What this task involves:
Search the listing below for the string "name" and copy every line where it occurs.

Material provided:
────────────────
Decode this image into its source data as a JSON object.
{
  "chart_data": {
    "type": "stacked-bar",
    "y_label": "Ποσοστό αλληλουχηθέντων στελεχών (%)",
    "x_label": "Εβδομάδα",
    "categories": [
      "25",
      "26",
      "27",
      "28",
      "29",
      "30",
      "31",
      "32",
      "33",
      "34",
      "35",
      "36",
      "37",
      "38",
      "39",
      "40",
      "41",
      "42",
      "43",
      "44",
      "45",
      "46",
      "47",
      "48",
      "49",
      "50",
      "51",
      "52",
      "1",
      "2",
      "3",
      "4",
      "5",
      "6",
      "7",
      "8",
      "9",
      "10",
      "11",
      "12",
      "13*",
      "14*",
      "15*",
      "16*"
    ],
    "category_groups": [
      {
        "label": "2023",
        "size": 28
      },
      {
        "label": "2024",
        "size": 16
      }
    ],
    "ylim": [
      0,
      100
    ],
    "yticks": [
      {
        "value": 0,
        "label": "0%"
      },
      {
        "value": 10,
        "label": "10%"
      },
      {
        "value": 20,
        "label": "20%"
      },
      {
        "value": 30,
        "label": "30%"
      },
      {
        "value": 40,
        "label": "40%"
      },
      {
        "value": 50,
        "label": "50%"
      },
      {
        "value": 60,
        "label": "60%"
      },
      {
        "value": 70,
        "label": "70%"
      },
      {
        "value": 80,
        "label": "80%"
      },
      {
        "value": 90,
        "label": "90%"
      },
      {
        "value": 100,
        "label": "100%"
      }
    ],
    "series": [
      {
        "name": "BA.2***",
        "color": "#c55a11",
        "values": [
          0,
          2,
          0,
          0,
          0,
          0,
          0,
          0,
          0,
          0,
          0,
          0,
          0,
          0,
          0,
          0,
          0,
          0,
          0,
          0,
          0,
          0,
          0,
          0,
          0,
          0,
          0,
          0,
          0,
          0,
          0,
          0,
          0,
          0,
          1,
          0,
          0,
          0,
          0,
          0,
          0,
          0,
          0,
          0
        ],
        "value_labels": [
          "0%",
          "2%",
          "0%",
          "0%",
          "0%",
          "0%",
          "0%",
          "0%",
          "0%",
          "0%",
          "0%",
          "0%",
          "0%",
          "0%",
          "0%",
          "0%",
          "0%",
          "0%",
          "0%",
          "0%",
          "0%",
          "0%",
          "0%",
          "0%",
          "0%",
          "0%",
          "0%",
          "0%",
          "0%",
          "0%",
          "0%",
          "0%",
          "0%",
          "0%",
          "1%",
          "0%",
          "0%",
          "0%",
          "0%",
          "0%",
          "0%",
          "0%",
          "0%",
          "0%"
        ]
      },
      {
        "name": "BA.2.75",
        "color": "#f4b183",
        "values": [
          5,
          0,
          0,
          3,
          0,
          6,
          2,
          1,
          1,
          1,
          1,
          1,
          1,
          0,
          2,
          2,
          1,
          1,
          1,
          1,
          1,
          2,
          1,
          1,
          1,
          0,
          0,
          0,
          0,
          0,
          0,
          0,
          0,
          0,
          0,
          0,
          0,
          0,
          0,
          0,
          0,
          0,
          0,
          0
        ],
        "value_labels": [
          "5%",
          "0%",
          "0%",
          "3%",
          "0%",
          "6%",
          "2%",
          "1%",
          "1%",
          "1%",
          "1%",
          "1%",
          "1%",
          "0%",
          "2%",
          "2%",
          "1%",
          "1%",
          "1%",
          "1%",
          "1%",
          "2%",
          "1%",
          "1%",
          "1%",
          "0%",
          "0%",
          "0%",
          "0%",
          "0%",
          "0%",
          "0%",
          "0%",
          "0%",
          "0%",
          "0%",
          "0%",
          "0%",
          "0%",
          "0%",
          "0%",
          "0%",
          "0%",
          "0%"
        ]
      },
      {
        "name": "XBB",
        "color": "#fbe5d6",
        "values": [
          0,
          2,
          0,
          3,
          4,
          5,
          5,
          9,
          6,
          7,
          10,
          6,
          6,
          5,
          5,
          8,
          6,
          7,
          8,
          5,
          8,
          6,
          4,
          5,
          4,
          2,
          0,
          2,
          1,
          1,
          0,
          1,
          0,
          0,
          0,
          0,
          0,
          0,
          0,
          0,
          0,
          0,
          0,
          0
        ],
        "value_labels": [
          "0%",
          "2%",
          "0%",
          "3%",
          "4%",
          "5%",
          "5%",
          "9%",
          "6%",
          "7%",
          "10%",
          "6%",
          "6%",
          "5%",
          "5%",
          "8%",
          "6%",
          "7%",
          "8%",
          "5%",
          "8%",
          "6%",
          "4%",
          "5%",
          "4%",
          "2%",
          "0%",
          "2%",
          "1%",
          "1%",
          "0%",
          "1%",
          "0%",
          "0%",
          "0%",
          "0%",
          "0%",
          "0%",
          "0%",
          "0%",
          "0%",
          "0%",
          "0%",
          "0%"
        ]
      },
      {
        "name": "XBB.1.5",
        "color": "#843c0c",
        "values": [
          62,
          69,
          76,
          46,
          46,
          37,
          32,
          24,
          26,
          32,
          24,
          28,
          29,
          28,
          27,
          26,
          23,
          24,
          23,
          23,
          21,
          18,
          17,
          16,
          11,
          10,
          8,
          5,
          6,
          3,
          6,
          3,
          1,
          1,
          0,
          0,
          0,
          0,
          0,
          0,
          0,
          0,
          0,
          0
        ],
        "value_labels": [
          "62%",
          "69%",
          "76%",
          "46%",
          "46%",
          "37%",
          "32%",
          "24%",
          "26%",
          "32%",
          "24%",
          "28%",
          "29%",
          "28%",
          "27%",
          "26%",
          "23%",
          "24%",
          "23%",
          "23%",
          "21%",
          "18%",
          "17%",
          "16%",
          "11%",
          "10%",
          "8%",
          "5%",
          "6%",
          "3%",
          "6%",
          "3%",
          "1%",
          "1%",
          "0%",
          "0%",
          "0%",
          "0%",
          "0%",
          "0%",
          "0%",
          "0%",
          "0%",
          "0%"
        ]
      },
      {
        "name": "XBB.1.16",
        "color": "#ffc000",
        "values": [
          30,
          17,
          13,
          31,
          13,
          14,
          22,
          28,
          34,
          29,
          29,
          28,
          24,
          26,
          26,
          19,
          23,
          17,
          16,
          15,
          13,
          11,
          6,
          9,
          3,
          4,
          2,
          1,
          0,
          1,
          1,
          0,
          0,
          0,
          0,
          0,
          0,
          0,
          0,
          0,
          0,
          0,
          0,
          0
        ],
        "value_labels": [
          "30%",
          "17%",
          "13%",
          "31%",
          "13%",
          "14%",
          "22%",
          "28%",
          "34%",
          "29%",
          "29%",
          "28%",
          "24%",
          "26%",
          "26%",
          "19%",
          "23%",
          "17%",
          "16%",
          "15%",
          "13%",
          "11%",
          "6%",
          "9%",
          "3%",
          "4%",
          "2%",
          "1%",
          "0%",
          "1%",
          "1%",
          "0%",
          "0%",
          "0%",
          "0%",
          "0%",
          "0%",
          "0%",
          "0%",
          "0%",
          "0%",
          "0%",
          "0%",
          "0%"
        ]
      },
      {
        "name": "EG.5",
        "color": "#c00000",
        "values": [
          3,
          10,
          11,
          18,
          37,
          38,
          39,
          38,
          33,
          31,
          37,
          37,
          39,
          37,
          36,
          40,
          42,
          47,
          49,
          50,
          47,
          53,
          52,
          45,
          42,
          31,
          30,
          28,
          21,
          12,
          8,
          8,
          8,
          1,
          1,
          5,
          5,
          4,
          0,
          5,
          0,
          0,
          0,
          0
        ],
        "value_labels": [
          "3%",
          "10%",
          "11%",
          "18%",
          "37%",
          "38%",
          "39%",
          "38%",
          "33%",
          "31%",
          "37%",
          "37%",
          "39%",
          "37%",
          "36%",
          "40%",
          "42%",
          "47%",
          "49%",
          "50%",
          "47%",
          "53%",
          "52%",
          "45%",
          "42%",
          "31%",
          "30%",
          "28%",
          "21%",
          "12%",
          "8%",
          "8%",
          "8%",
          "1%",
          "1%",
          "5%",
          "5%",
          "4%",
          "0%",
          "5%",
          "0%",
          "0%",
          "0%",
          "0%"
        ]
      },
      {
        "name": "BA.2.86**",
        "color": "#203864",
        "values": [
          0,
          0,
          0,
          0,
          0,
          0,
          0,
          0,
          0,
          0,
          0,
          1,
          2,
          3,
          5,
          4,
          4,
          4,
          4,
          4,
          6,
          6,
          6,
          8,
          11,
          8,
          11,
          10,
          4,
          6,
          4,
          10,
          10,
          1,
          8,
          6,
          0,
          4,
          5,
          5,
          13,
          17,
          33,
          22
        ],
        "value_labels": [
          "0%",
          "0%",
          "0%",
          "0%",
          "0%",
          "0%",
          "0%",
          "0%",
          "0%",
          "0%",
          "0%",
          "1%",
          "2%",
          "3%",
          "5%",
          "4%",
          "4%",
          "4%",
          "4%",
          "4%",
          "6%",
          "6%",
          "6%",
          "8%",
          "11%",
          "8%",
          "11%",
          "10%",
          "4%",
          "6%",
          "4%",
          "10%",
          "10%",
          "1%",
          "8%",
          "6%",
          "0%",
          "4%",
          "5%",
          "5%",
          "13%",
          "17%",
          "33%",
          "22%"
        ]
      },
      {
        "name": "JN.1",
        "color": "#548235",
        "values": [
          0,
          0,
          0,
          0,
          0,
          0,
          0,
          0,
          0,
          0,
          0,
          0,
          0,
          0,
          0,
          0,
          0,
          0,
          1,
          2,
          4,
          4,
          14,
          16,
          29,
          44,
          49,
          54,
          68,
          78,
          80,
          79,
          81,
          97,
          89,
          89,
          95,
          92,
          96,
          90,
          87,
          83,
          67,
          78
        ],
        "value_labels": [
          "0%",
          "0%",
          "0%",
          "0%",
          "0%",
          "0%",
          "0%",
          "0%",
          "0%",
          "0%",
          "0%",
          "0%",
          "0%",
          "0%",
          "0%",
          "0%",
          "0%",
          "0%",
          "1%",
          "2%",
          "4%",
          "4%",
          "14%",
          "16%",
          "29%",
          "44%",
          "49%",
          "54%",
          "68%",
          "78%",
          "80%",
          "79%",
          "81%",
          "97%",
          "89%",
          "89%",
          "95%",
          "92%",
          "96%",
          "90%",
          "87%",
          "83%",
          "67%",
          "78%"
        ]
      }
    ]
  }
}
────────────────
Solution:
        "name": "BA.2***",
        "name": "BA.2.75",
        "name": "XBB",
        "name": "XBB.1.5",
        "name": "XBB.1.16",
        "name": "EG.5",
        "name": "BA.2.86**",
        "name": "JN.1",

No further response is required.